▶ Problem to work on
Your task is to copy each line that has the word "wipe".

Stored records:
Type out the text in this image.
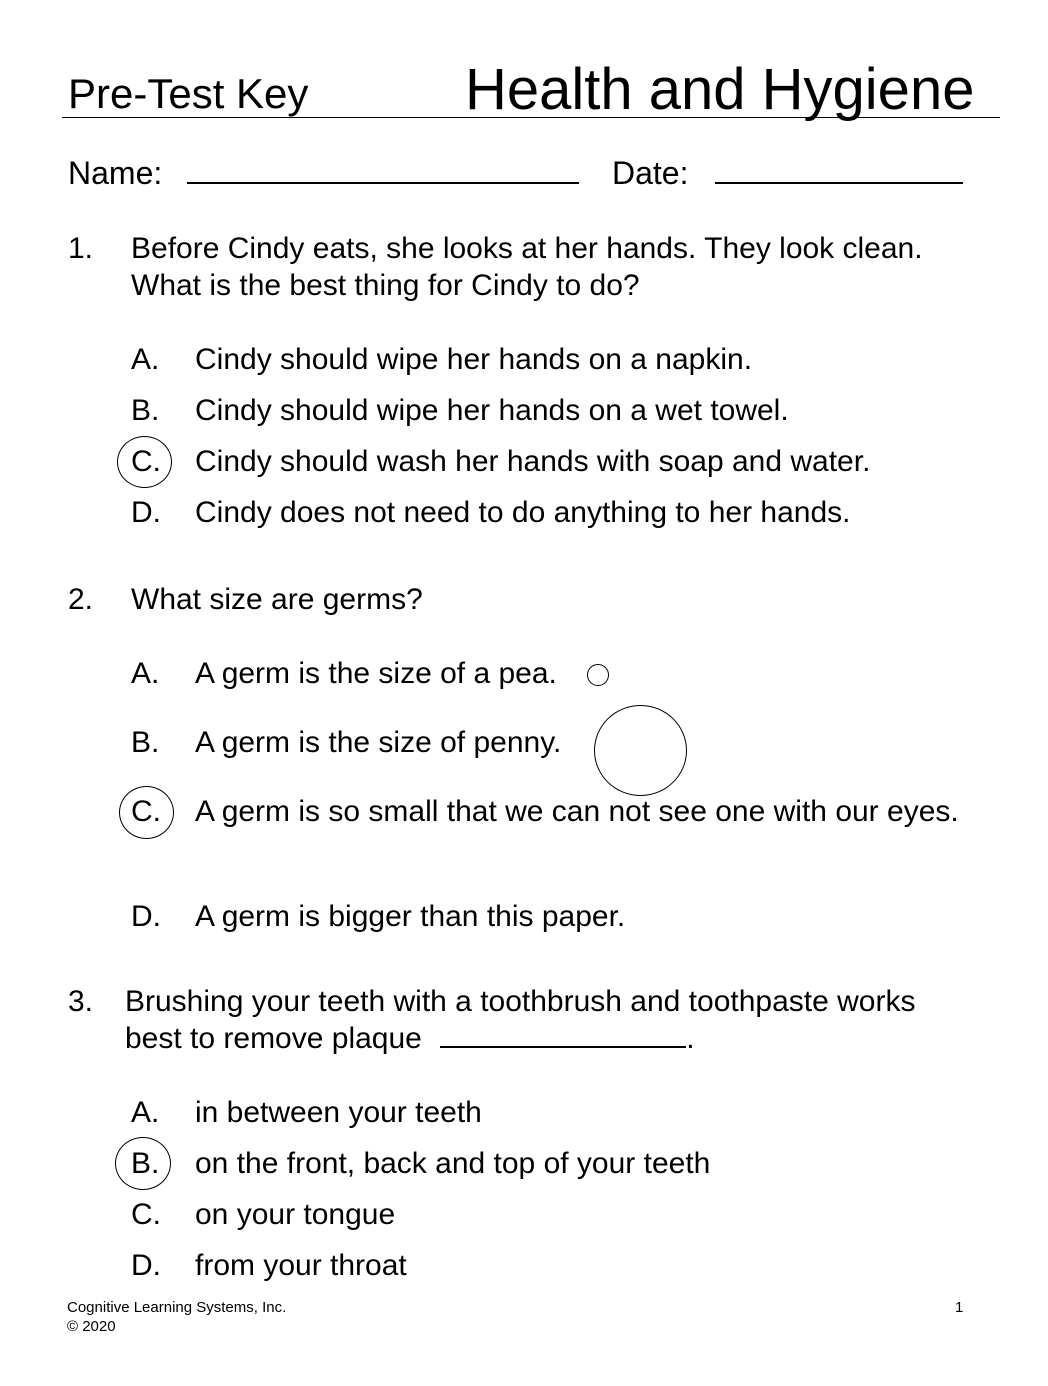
Pre-Test Key	Health and Hygiene
Name:	Date:
1. Before Cindy eats, she looks at her hands. They look clean.
What is the best thing for Cindy to do?
A. Cindy should wipe her hands on a napkin.
B. Cindy should wipe her hands on a wet towel.
C. Cindy should wash her hands with soap and water.
D. Cindy does not need to do anything to her hands.
2. What size are germs?
A. A germ is the size of a pea.
B. A germ is the size of penny.
C. A germ is so small that we can not see one with our eyes.
D. A germ is bigger than this paper.
3. Brushing your teeth with a toothbrush and toothpaste works
best to remove plaque	.
A. in between your teeth
B. on the front, back and top of your teeth
C. on your tongue
D. from your throat
Cognitive Learning Systems, Inc.
© 2020
1
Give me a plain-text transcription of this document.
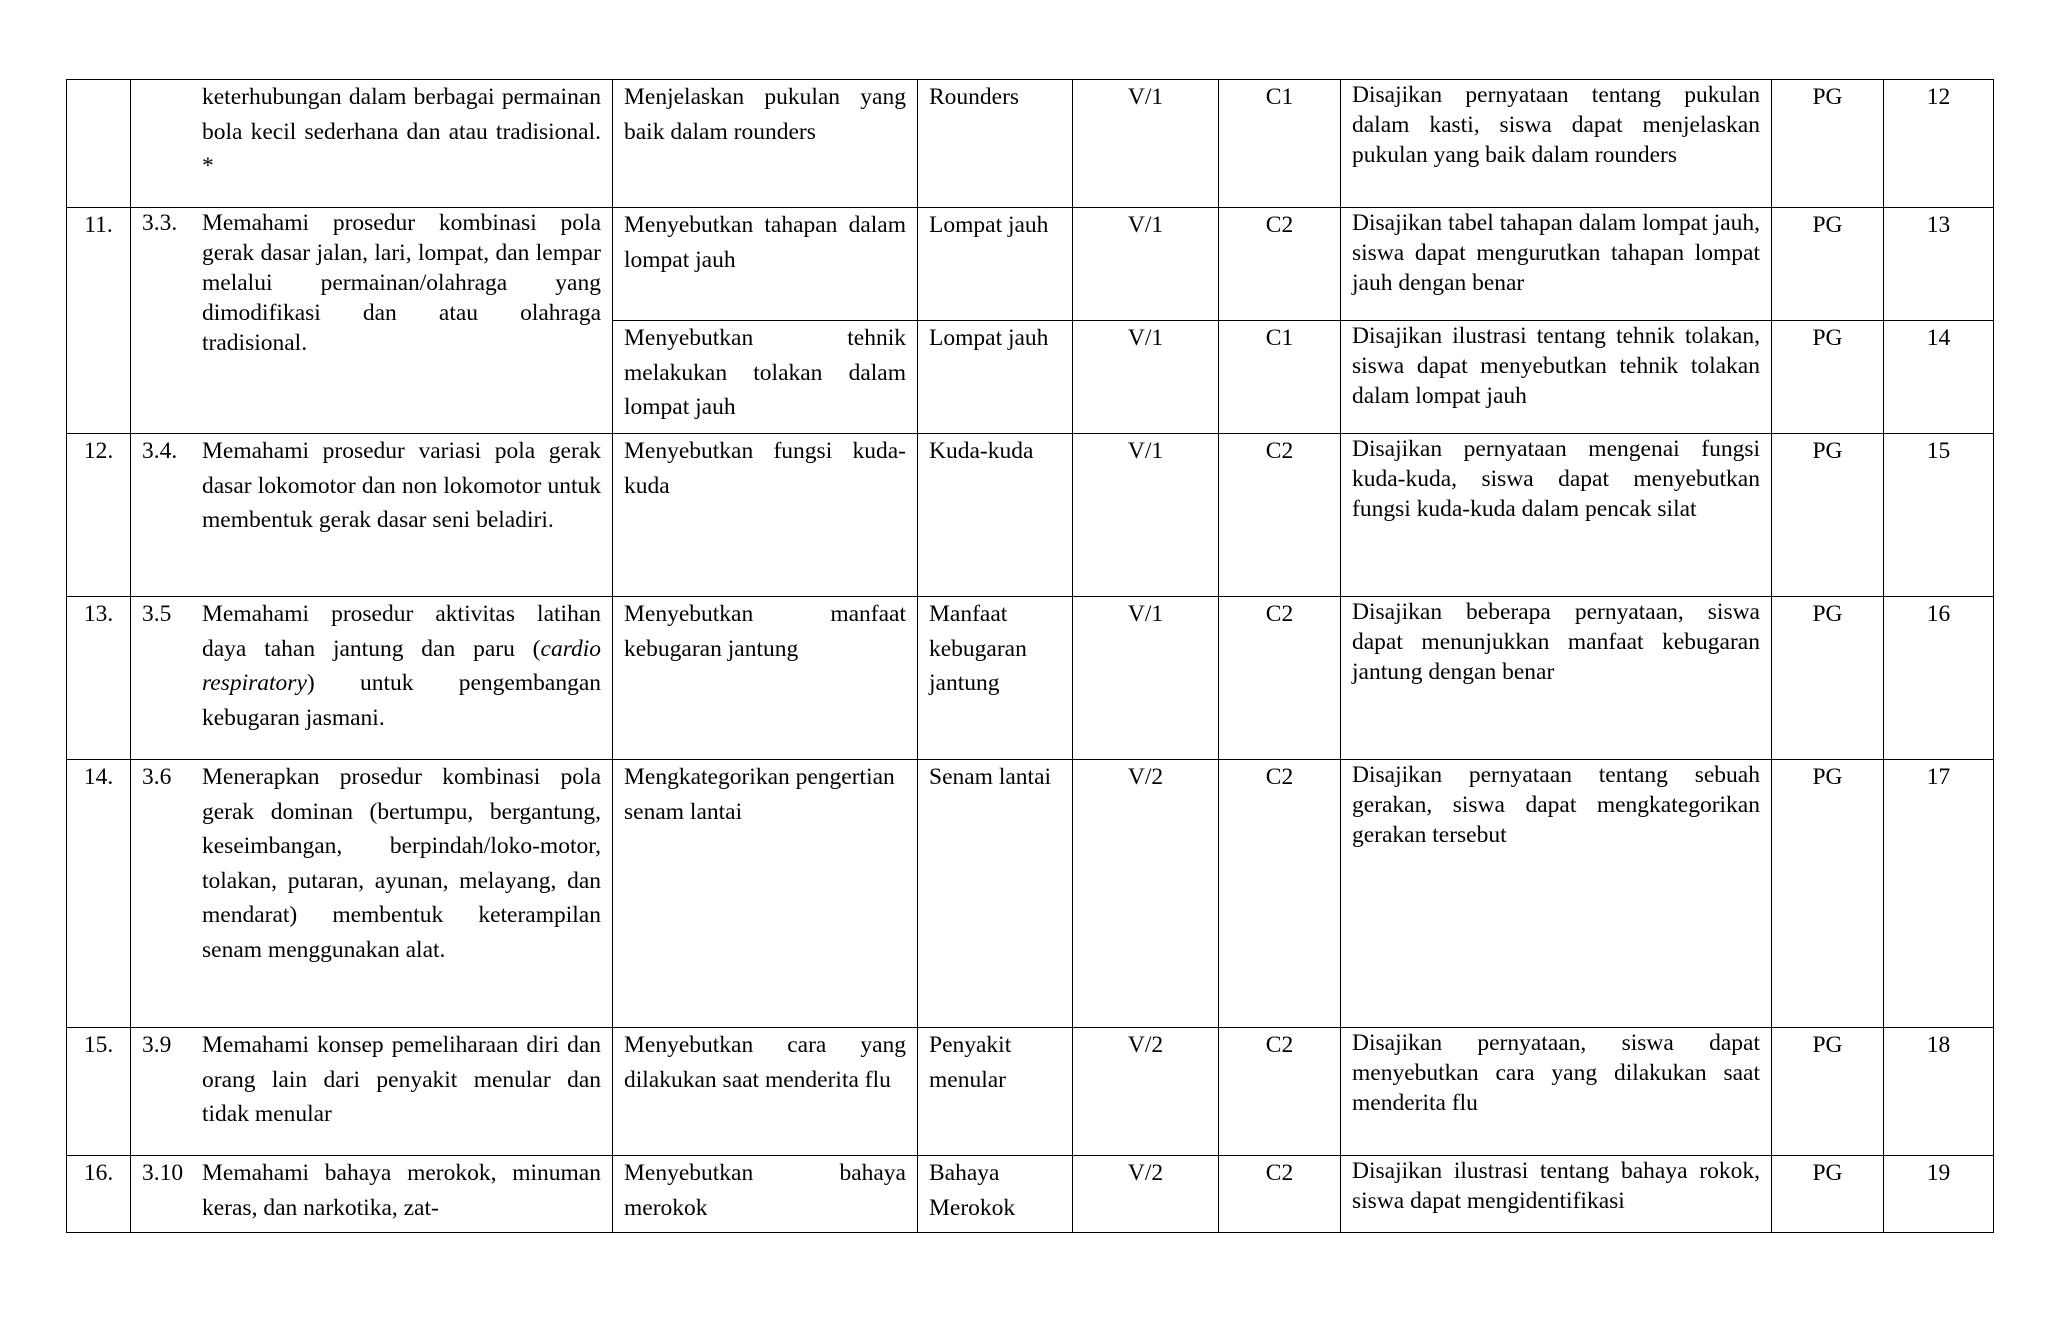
	keterhubungan dalam berbagai permainan bola kecil sederhana dan atau tradisional. *	Menjelaskan pukulan yang baik dalam rounders	Rounders	V/1	C1	Disajikan pernyataan tentang pukulan dalam kasti, siswa dapat menjelaskan pukulan yang baik dalam rounders	PG	12
11.	3.3. Memahami prosedur kombinasi pola gerak dasar jalan, lari, lompat, dan lempar melalui permainan/olahraga yang dimodifikasi dan atau olahraga tradisional.	Menyebutkan tahapan dalam lompat jauh	Lompat jauh	V/1	C2	Disajikan tabel tahapan dalam lompat jauh, siswa dapat mengurutkan tahapan lompat jauh dengan benar	PG	13
		Menyebutkan tehnik melakukan tolakan dalam lompat jauh	Lompat jauh	V/1	C1	Disajikan ilustrasi tentang tehnik tolakan, siswa dapat menyebutkan tehnik tolakan dalam lompat jauh	PG	14
12.	3.4. Memahami prosedur variasi pola gerak dasar lokomotor dan non lokomotor untuk membentuk gerak dasar seni beladiri.	Menyebutkan fungsi kuda-kuda	Kuda-kuda	V/1	C2	Disajikan pernyataan mengenai fungsi kuda-kuda, siswa dapat menyebutkan fungsi kuda-kuda dalam pencak silat	PG	15
13.	3.5 Memahami prosedur aktivitas latihan daya tahan jantung dan paru (cardio respiratory) untuk pengembangan kebugaran jasmani.	Menyebutkan manfaat kebugaran jantung	Manfaat kebugaran jantung	V/1	C2	Disajikan beberapa pernyataan, siswa dapat menunjukkan manfaat kebugaran jantung dengan benar	PG	16
14.	3.6 Menerapkan prosedur kombinasi pola gerak dominan (bertumpu, bergantung, keseimbangan, berpindah/loko-motor, tolakan, putaran, ayunan, melayang, dan mendarat) membentuk keterampilan senam menggunakan alat.	Mengkategorikan pengertian senam lantai	Senam lantai	V/2	C2	Disajikan pernyataan tentang sebuah gerakan, siswa dapat mengkategorikan gerakan tersebut	PG	17
15.	3.9 Memahami konsep pemeliharaan diri dan orang lain dari penyakit menular dan tidak menular	Menyebutkan cara yang dilakukan saat menderita flu	Penyakit menular	V/2	C2	Disajikan pernyataan, siswa dapat menyebutkan cara yang dilakukan saat menderita flu	PG	18
16.	3.10 Memahami bahaya merokok, minuman keras, dan narkotika, zat-	Menyebutkan bahaya merokok	Bahaya Merokok	V/2	C2	Disajikan ilustrasi tentang bahaya rokok, siswa dapat mengidentifikasi	PG	19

▶ Solution for this problem
A. Cindy should wipe her hands on a napkin.
B. Cindy should wipe her hands on a wet towel.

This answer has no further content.